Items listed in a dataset
============================================================

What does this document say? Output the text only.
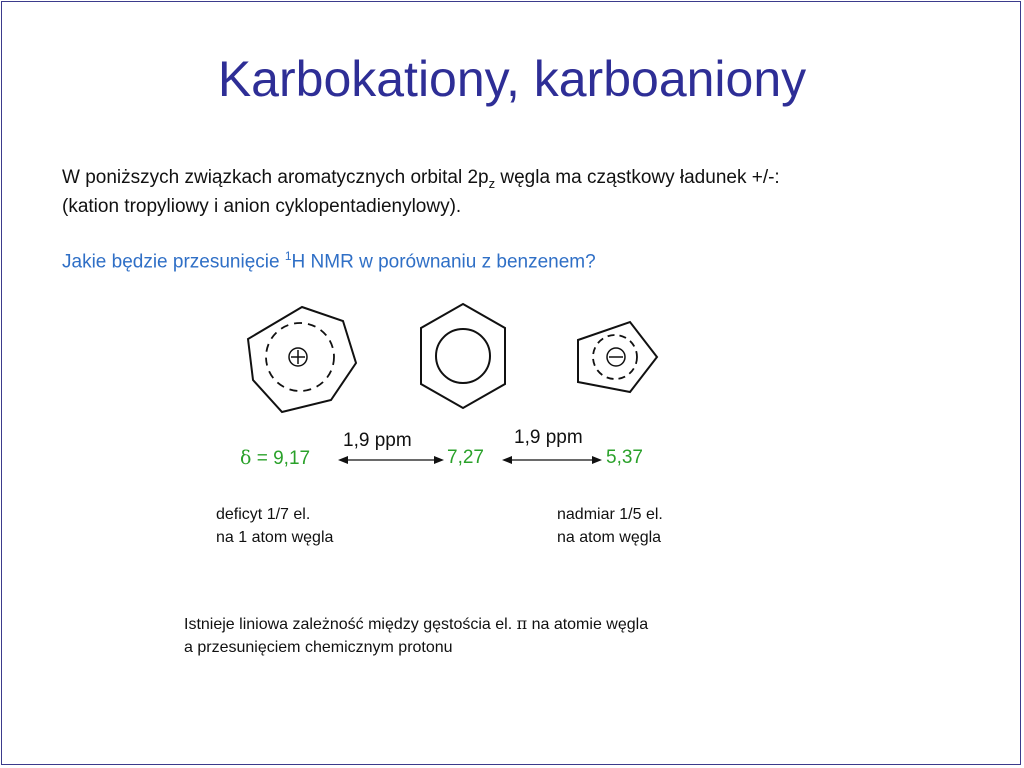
Karbokationy, karboaniony
W poniższych związkach aromatycznych orbital $2p_z$ węgla ma cząstkowy ładunek +/-:
(kation tropyliowy i anion cyklopentadienylowy).
Jakie będzie przesunięcie $^1$H NMR w porównaniu z benzenem?
1,9 ppm	1,9 ppm
δ = 9,17	7,27	5,37
deficyt 1/7 el.
na 1 atom węgla
nadmiar 1/5 el.
na atom węgla
Istnieje liniowa zależność między gęstościa el. π na atomie węgla
a przesunięciem chemicznym protonu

============================================================

* [DIRECTIONS FOR THIS TASK]
In your copy, leave out the pictures and reproduce the material above exactly.

* [RESULT FOR THIS EXERCISE]
What does this document say? Output the text only.
Karbokationy, karboaniony
W poniższych związkach aromatycznych orbital $2p_z$ węgla ma cząstkowy ładunek +/-:
(kation tropyliowy i anion cyklopentadienylowy).
Jakie będzie przesunięcie $^1$H NMR w porównaniu z benzenem?
1,9 ppm	1,9 ppm
δ = 9,17	7,27	5,37
deficyt 1/7 el.
na 1 atom węgla
nadmiar 1/5 el.
na atom węgla
Istnieje liniowa zależność między gęstościa el. π na atomie węgla
a przesunięciem chemicznym protonu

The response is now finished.